─── Input rows ───

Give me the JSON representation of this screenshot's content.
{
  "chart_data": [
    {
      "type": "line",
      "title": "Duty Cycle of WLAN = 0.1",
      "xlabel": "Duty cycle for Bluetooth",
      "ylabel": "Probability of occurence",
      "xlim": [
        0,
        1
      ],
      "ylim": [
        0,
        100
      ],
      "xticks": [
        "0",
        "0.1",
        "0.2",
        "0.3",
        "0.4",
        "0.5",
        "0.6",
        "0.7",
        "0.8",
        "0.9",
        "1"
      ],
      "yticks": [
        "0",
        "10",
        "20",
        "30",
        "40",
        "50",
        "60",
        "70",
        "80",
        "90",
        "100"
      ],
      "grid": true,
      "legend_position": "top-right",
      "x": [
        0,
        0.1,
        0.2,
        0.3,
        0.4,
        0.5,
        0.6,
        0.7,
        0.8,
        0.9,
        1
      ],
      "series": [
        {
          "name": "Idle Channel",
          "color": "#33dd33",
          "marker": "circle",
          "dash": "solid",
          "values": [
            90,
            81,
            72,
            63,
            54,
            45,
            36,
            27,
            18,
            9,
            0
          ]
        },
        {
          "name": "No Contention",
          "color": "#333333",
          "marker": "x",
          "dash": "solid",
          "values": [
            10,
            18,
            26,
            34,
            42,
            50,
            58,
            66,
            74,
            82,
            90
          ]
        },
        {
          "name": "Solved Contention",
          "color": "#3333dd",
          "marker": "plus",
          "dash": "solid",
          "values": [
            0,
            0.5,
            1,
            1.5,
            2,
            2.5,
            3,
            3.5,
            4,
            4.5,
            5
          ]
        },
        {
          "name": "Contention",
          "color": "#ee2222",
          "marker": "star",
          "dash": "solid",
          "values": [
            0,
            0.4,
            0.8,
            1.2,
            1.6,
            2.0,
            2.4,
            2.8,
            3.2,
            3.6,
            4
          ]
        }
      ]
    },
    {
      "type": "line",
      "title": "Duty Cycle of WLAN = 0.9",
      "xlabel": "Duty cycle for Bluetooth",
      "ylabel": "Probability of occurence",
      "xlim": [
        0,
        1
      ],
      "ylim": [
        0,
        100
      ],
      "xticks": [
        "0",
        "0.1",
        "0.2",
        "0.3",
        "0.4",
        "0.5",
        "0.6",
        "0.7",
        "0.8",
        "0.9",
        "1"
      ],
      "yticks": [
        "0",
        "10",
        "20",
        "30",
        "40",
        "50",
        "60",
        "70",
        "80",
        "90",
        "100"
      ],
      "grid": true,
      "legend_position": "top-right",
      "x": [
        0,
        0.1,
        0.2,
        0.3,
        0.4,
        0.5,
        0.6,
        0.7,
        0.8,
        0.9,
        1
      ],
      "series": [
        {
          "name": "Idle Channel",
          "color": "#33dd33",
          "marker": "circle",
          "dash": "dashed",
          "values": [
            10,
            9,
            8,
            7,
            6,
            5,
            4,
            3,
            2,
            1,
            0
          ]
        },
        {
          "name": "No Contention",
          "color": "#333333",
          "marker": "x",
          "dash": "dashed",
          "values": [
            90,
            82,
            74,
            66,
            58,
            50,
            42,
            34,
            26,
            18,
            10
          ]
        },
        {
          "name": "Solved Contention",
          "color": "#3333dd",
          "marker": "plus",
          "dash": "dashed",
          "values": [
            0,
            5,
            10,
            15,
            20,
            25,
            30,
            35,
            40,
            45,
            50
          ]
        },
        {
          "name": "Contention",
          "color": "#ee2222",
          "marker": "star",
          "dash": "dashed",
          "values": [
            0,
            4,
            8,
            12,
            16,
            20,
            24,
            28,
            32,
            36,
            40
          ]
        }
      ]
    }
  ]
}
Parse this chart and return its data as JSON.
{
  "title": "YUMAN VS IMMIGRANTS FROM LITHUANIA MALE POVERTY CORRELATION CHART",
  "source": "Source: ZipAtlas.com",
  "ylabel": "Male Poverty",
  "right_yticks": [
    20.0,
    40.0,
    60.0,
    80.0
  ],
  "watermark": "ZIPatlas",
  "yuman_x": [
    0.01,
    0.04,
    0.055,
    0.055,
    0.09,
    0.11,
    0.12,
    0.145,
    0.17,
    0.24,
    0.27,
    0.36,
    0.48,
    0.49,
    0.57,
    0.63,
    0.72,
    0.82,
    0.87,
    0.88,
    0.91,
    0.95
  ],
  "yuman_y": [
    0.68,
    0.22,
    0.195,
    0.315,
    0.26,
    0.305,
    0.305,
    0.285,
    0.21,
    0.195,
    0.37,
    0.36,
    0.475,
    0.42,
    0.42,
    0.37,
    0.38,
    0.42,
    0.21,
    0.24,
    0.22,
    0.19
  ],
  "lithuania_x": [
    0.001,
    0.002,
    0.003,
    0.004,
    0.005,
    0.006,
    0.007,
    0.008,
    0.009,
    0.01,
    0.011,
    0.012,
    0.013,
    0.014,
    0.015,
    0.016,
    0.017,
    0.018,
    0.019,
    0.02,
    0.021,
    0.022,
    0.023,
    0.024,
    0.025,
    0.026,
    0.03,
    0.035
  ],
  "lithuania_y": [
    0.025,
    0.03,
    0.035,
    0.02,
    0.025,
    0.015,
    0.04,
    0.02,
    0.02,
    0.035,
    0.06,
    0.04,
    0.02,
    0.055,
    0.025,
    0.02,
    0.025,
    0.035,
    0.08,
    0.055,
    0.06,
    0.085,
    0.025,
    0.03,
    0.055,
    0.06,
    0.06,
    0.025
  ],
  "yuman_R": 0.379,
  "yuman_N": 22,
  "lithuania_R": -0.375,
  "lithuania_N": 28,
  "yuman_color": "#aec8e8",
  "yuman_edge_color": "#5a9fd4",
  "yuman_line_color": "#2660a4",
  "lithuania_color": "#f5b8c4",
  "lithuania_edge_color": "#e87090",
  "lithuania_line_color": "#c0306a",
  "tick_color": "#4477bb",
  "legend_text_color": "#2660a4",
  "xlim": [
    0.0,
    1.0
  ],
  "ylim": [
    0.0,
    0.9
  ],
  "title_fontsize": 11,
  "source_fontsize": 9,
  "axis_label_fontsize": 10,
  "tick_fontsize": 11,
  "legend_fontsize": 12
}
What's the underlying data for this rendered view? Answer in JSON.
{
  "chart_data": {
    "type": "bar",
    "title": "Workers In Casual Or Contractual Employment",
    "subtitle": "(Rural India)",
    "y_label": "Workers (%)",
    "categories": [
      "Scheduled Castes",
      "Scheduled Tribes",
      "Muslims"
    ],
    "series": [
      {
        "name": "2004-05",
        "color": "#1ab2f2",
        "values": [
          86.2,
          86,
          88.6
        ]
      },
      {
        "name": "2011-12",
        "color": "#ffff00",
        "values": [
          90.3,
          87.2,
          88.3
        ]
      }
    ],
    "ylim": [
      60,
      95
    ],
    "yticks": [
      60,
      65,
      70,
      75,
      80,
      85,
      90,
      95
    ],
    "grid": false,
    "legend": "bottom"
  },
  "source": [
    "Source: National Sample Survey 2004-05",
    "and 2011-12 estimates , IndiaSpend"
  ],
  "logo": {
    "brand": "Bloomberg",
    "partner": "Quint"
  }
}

───

Every entry must be retyped in full, exactly as given.

Give me the JSON representation of this screenshot's content.
{
  "chart_data": [
    {
      "type": "line",
      "title": "Duty Cycle of WLAN = 0.1",
      "xlabel": "Duty cycle for Bluetooth",
      "ylabel": "Probability of occurence",
      "xlim": [
        0,
        1
      ],
      "ylim": [
        0,
        100
      ],
      "xticks": [
        "0",
        "0.1",
        "0.2",
        "0.3",
        "0.4",
        "0.5",
        "0.6",
        "0.7",
        "0.8",
        "0.9",
        "1"
      ],
      "yticks": [
        "0",
        "10",
        "20",
        "30",
        "40",
        "50",
        "60",
        "70",
        "80",
        "90",
        "100"
      ],
      "grid": true,
      "legend_position": "top-right",
      "x": [
        0,
        0.1,
        0.2,
        0.3,
        0.4,
        0.5,
        0.6,
        0.7,
        0.8,
        0.9,
        1
      ],
      "series": [
        {
          "name": "Idle Channel",
          "color": "#33dd33",
          "marker": "circle",
          "dash": "solid",
          "values": [
            90,
            81,
            72,
            63,
            54,
            45,
            36,
            27,
            18,
            9,
            0
          ]
        },
        {
          "name": "No Contention",
          "color": "#333333",
          "marker": "x",
          "dash": "solid",
          "values": [
            10,
            18,
            26,
            34,
            42,
            50,
            58,
            66,
            74,
            82,
            90
          ]
        },
        {
          "name": "Solved Contention",
          "color": "#3333dd",
          "marker": "plus",
          "dash": "solid",
          "values": [
            0,
            0.5,
            1,
            1.5,
            2,
            2.5,
            3,
            3.5,
            4,
            4.5,
            5
          ]
        },
        {
          "name": "Contention",
          "color": "#ee2222",
          "marker": "star",
          "dash": "solid",
          "values": [
            0,
            0.4,
            0.8,
            1.2,
            1.6,
            2.0,
            2.4,
            2.8,
            3.2,
            3.6,
            4
          ]
        }
      ]
    },
    {
      "type": "line",
      "title": "Duty Cycle of WLAN = 0.9",
      "xlabel": "Duty cycle for Bluetooth",
      "ylabel": "Probability of occurence",
      "xlim": [
        0,
        1
      ],
      "ylim": [
        0,
        100
      ],
      "xticks": [
        "0",
        "0.1",
        "0.2",
        "0.3",
        "0.4",
        "0.5",
        "0.6",
        "0.7",
        "0.8",
        "0.9",
        "1"
      ],
      "yticks": [
        "0",
        "10",
        "20",
        "30",
        "40",
        "50",
        "60",
        "70",
        "80",
        "90",
        "100"
      ],
      "grid": true,
      "legend_position": "top-right",
      "x": [
        0,
        0.1,
        0.2,
        0.3,
        0.4,
        0.5,
        0.6,
        0.7,
        0.8,
        0.9,
        1
      ],
      "series": [
        {
          "name": "Idle Channel",
          "color": "#33dd33",
          "marker": "circle",
          "dash": "dashed",
          "values": [
            10,
            9,
            8,
            7,
            6,
            5,
            4,
            3,
            2,
            1,
            0
          ]
        },
        {
          "name": "No Contention",
          "color": "#333333",
          "marker": "x",
          "dash": "dashed",
          "values": [
            90,
            82,
            74,
            66,
            58,
            50,
            42,
            34,
            26,
            18,
            10
          ]
        },
        {
          "name": "Solved Contention",
          "color": "#3333dd",
          "marker": "plus",
          "dash": "dashed",
          "values": [
            0,
            5,
            10,
            15,
            20,
            25,
            30,
            35,
            40,
            45,
            50
          ]
        },
        {
          "name": "Contention",
          "color": "#ee2222",
          "marker": "star",
          "dash": "dashed",
          "values": [
            0,
            4,
            8,
            12,
            16,
            20,
            24,
            28,
            32,
            36,
            40
          ]
        }
      ]
    }
  ]
}
Parse this chart and return its data as JSON.
{
  "title": "YUMAN VS IMMIGRANTS FROM LITHUANIA MALE POVERTY CORRELATION CHART",
  "source": "Source: ZipAtlas.com",
  "ylabel": "Male Poverty",
  "right_yticks": [
    20.0,
    40.0,
    60.0,
    80.0
  ],
  "watermark": "ZIPatlas",
  "yuman_x": [
    0.01,
    0.04,
    0.055,
    0.055,
    0.09,
    0.11,
    0.12,
    0.145,
    0.17,
    0.24,
    0.27,
    0.36,
    0.48,
    0.49,
    0.57,
    0.63,
    0.72,
    0.82,
    0.87,
    0.88,
    0.91,
    0.95
  ],
  "yuman_y": [
    0.68,
    0.22,
    0.195,
    0.315,
    0.26,
    0.305,
    0.305,
    0.285,
    0.21,
    0.195,
    0.37,
    0.36,
    0.475,
    0.42,
    0.42,
    0.37,
    0.38,
    0.42,
    0.21,
    0.24,
    0.22,
    0.19
  ],
  "lithuania_x": [
    0.001,
    0.002,
    0.003,
    0.004,
    0.005,
    0.006,
    0.007,
    0.008,
    0.009,
    0.01,
    0.011,
    0.012,
    0.013,
    0.014,
    0.015,
    0.016,
    0.017,
    0.018,
    0.019,
    0.02,
    0.021,
    0.022,
    0.023,
    0.024,
    0.025,
    0.026,
    0.03,
    0.035
  ],
  "lithuania_y": [
    0.025,
    0.03,
    0.035,
    0.02,
    0.025,
    0.015,
    0.04,
    0.02,
    0.02,
    0.035,
    0.06,
    0.04,
    0.02,
    0.055,
    0.025,
    0.02,
    0.025,
    0.035,
    0.08,
    0.055,
    0.06,
    0.085,
    0.025,
    0.03,
    0.055,
    0.06,
    0.06,
    0.025
  ],
  "yuman_R": 0.379,
  "yuman_N": 22,
  "lithuania_R": -0.375,
  "lithuania_N": 28,
  "yuman_color": "#aec8e8",
  "yuman_edge_color": "#5a9fd4",
  "yuman_line_color": "#2660a4",
  "lithuania_color": "#f5b8c4",
  "lithuania_edge_color": "#e87090",
  "lithuania_line_color": "#c0306a",
  "tick_color": "#4477bb",
  "legend_text_color": "#2660a4",
  "xlim": [
    0.0,
    1.0
  ],
  "ylim": [
    0.0,
    0.9
  ],
  "title_fontsize": 11,
  "source_fontsize": 9,
  "axis_label_fontsize": 10,
  "tick_fontsize": 11,
  "legend_fontsize": 12
}
What's the underlying data for this rendered view? Answer in JSON.
{
  "chart_data": {
    "type": "bar",
    "title": "Workers In Casual Or Contractual Employment",
    "subtitle": "(Rural India)",
    "y_label": "Workers (%)",
    "categories": [
      "Scheduled Castes",
      "Scheduled Tribes",
      "Muslims"
    ],
    "series": [
      {
        "name": "2004-05",
        "color": "#1ab2f2",
        "values": [
          86.2,
          86,
          88.6
        ]
      },
      {
        "name": "2011-12",
        "color": "#ffff00",
        "values": [
          90.3,
          87.2,
          88.3
        ]
      }
    ],
    "ylim": [
      60,
      95
    ],
    "yticks": [
      60,
      65,
      70,
      75,
      80,
      85,
      90,
      95
    ],
    "grid": false,
    "legend": "bottom"
  },
  "source": [
    "Source: National Sample Survey 2004-05",
    "and 2011-12 estimates , IndiaSpend"
  ],
  "logo": {
    "brand": "Bloomberg",
    "partner": "Quint"
  }
}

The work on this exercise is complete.